__DATA RECORDS__:
──────────

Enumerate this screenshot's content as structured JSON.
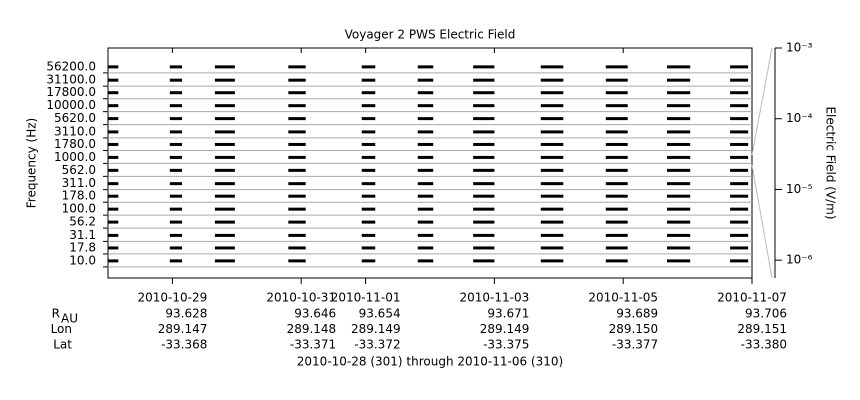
{
  "chart_data": {
    "type": "segments",
    "title": "Voyager 2 PWS Electric Field",
    "ylabel": "Frequency (Hz)",
    "y2label": "Electric Field (V/m)",
    "footer": "2010-10-28 (301) through 2010-11-06 (310)",
    "yscale": "log",
    "ylim": [
      6.1,
      170000
    ],
    "yticks": [
      {
        "value": 10,
        "label": "10.0"
      },
      {
        "value": 17.8,
        "label": "17.8"
      },
      {
        "value": 31.1,
        "label": "31.1"
      },
      {
        "value": 56.2,
        "label": "56.2"
      },
      {
        "value": 100,
        "label": "100.0"
      },
      {
        "value": 178,
        "label": "178.0"
      },
      {
        "value": 311,
        "label": "311.0"
      },
      {
        "value": 562,
        "label": "562.0"
      },
      {
        "value": 1000,
        "label": "1000.0"
      },
      {
        "value": 1780,
        "label": "1780.0"
      },
      {
        "value": 3110,
        "label": "3110.0"
      },
      {
        "value": 5620,
        "label": "5620.0"
      },
      {
        "value": 10000,
        "label": "10000.0"
      },
      {
        "value": 17800,
        "label": "17800.0"
      },
      {
        "value": 31100,
        "label": "31100.0"
      },
      {
        "value": 56200,
        "label": "56200.0"
      }
    ],
    "xlim": [
      301,
      311
    ],
    "xticks": [
      {
        "value": 302,
        "label": "2010-10-29"
      },
      {
        "value": 304,
        "label": "2010-10-31"
      },
      {
        "value": 305,
        "label": "2010-11-01"
      },
      {
        "value": 307,
        "label": "2010-11-03"
      },
      {
        "value": 309,
        "label": "2010-11-05"
      },
      {
        "value": 311,
        "label": "2010-11-07"
      }
    ],
    "segments": [
      [
        301.0,
        301.16
      ],
      [
        301.96,
        302.15
      ],
      [
        302.66,
        302.97
      ],
      [
        303.8,
        304.07
      ],
      [
        304.94,
        305.15
      ],
      [
        305.81,
        306.05
      ],
      [
        306.67,
        307.0
      ],
      [
        307.72,
        308.07
      ],
      [
        308.73,
        309.07
      ],
      [
        309.68,
        310.04
      ],
      [
        310.66,
        310.94
      ]
    ],
    "color": "#000000",
    "y2scale": "log",
    "y2lim": [
      5.6e-07,
      0.001
    ],
    "y2ticks": [
      {
        "value": 1e-06,
        "label": "10⁻⁶"
      },
      {
        "value": 1e-05,
        "label": "10⁻⁵"
      },
      {
        "value": 0.0001,
        "label": "10⁻⁴"
      },
      {
        "value": 0.001,
        "label": "10⁻³"
      }
    ],
    "ephemeris": [
      {
        "label": "R",
        "label_sub": "AU",
        "values": [
          "93.628",
          "93.646",
          "93.654",
          "93.671",
          "93.689",
          "93.706"
        ]
      },
      {
        "label": "Lon",
        "values": [
          "289.147",
          "289.148",
          "289.149",
          "289.149",
          "289.150",
          "289.151"
        ]
      },
      {
        "label": "Lat",
        "values": [
          "-33.368",
          "-33.371",
          "-33.372",
          "-33.375",
          "-33.377",
          "-33.380"
        ]
      }
    ]
  }
}
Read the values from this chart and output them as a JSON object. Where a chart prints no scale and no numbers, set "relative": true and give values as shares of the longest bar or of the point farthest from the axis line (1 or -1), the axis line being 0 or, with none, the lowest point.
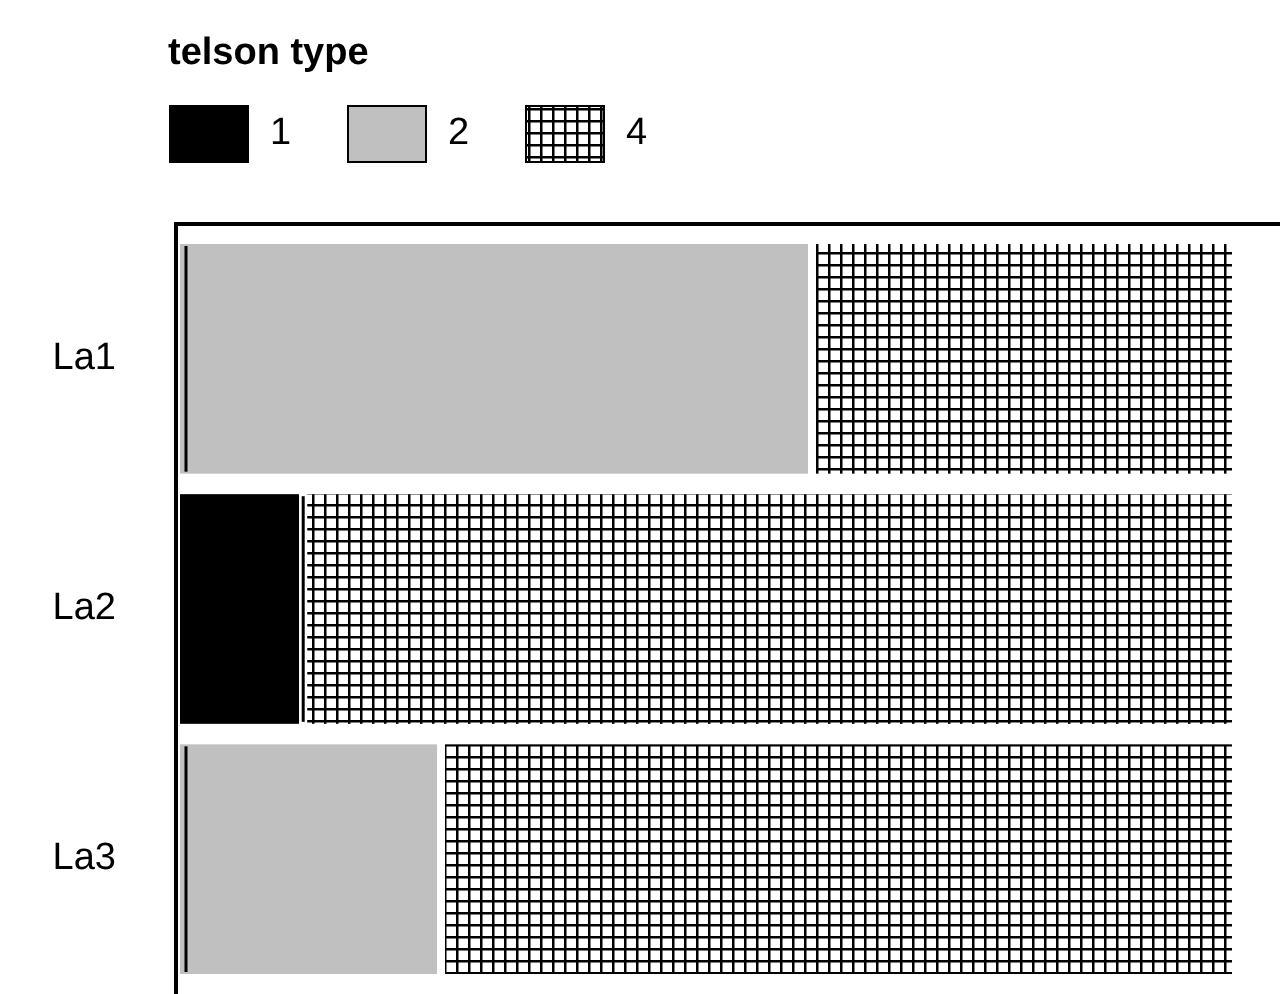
{
  "chart_data": {
    "type": "bar",
    "orientation": "horizontal",
    "stacked": true,
    "relative": true,
    "legend_title": "telson type",
    "legend": "top left",
    "categories": [
      "La1",
      "La2",
      "La3"
    ],
    "series": [
      {
        "name": "1",
        "color": "#000000",
        "values": [
          0,
          0.12,
          0
        ]
      },
      {
        "name": "2",
        "color": "#c0c0c0",
        "values": [
          0.6,
          0,
          0.25
        ]
      },
      {
        "name": "4",
        "color": "#ffffff",
        "values": [
          0.4,
          0.88,
          0.75
        ]
      }
    ]
  }
}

──────────

__SET TASK__: Reproduce the data verbatim. Do not carry any picture into the copy.

__OUTPUT__:
Enumerate this screenshot's content as structured JSON.
{
  "chart_data": {
    "type": "segments",
    "title": "Voyager 2 PWS Electric Field",
    "ylabel": "Frequency (Hz)",
    "y2label": "Electric Field (V/m)",
    "footer": "2010-10-28 (301) through 2010-11-06 (310)",
    "yscale": "log",
    "ylim": [
      6.1,
      170000
    ],
    "yticks": [
      {
        "value": 10,
        "label": "10.0"
      },
      {
        "value": 17.8,
        "label": "17.8"
      },
      {
        "value": 31.1,
        "label": "31.1"
      },
      {
        "value": 56.2,
        "label": "56.2"
      },
      {
        "value": 100,
        "label": "100.0"
      },
      {
        "value": 178,
        "label": "178.0"
      },
      {
        "value": 311,
        "label": "311.0"
      },
      {
        "value": 562,
        "label": "562.0"
      },
      {
        "value": 1000,
        "label": "1000.0"
      },
      {
        "value": 1780,
        "label": "1780.0"
      },
      {
        "value": 3110,
        "label": "3110.0"
      },
      {
        "value": 5620,
        "label": "5620.0"
      },
      {
        "value": 10000,
        "label": "10000.0"
      },
      {
        "value": 17800,
        "label": "17800.0"
      },
      {
        "value": 31100,
        "label": "31100.0"
      },
      {
        "value": 56200,
        "label": "56200.0"
      }
    ],
    "xlim": [
      301,
      311
    ],
    "xticks": [
      {
        "value": 302,
        "label": "2010-10-29"
      },
      {
        "value": 304,
        "label": "2010-10-31"
      },
      {
        "value": 305,
        "label": "2010-11-01"
      },
      {
        "value": 307,
        "label": "2010-11-03"
      },
      {
        "value": 309,
        "label": "2010-11-05"
      },
      {
        "value": 311,
        "label": "2010-11-07"
      }
    ],
    "segments": [
      [
        301.0,
        301.16
      ],
      [
        301.96,
        302.15
      ],
      [
        302.66,
        302.97
      ],
      [
        303.8,
        304.07
      ],
      [
        304.94,
        305.15
      ],
      [
        305.81,
        306.05
      ],
      [
        306.67,
        307.0
      ],
      [
        307.72,
        308.07
      ],
      [
        308.73,
        309.07
      ],
      [
        309.68,
        310.04
      ],
      [
        310.66,
        310.94
      ]
    ],
    "color": "#000000",
    "y2scale": "log",
    "y2lim": [
      5.6e-07,
      0.001
    ],
    "y2ticks": [
      {
        "value": 1e-06,
        "label": "10⁻⁶"
      },
      {
        "value": 1e-05,
        "label": "10⁻⁵"
      },
      {
        "value": 0.0001,
        "label": "10⁻⁴"
      },
      {
        "value": 0.001,
        "label": "10⁻³"
      }
    ],
    "ephemeris": [
      {
        "label": "R",
        "label_sub": "AU",
        "values": [
          "93.628",
          "93.646",
          "93.654",
          "93.671",
          "93.689",
          "93.706"
        ]
      },
      {
        "label": "Lon",
        "values": [
          "289.147",
          "289.148",
          "289.149",
          "289.149",
          "289.150",
          "289.151"
        ]
      },
      {
        "label": "Lat",
        "values": [
          "-33.368",
          "-33.371",
          "-33.372",
          "-33.375",
          "-33.377",
          "-33.380"
        ]
      }
    ]
  }
}
Read the values from this chart and output them as a JSON object. Where a chart prints no scale and no numbers, set "relative": true and give values as shares of the longest bar or of the point farthest from the axis line (1 or -1), the axis line being 0 or, with none, the lowest point.
{
  "chart_data": {
    "type": "bar",
    "orientation": "horizontal",
    "stacked": true,
    "relative": true,
    "legend_title": "telson type",
    "legend": "top left",
    "categories": [
      "La1",
      "La2",
      "La3"
    ],
    "series": [
      {
        "name": "1",
        "color": "#000000",
        "values": [
          0,
          0.12,
          0
        ]
      },
      {
        "name": "2",
        "color": "#c0c0c0",
        "values": [
          0.6,
          0,
          0.25
        ]
      },
      {
        "name": "4",
        "color": "#ffffff",
        "values": [
          0.4,
          0.88,
          0.75
        ]
      }
    ]
  }
}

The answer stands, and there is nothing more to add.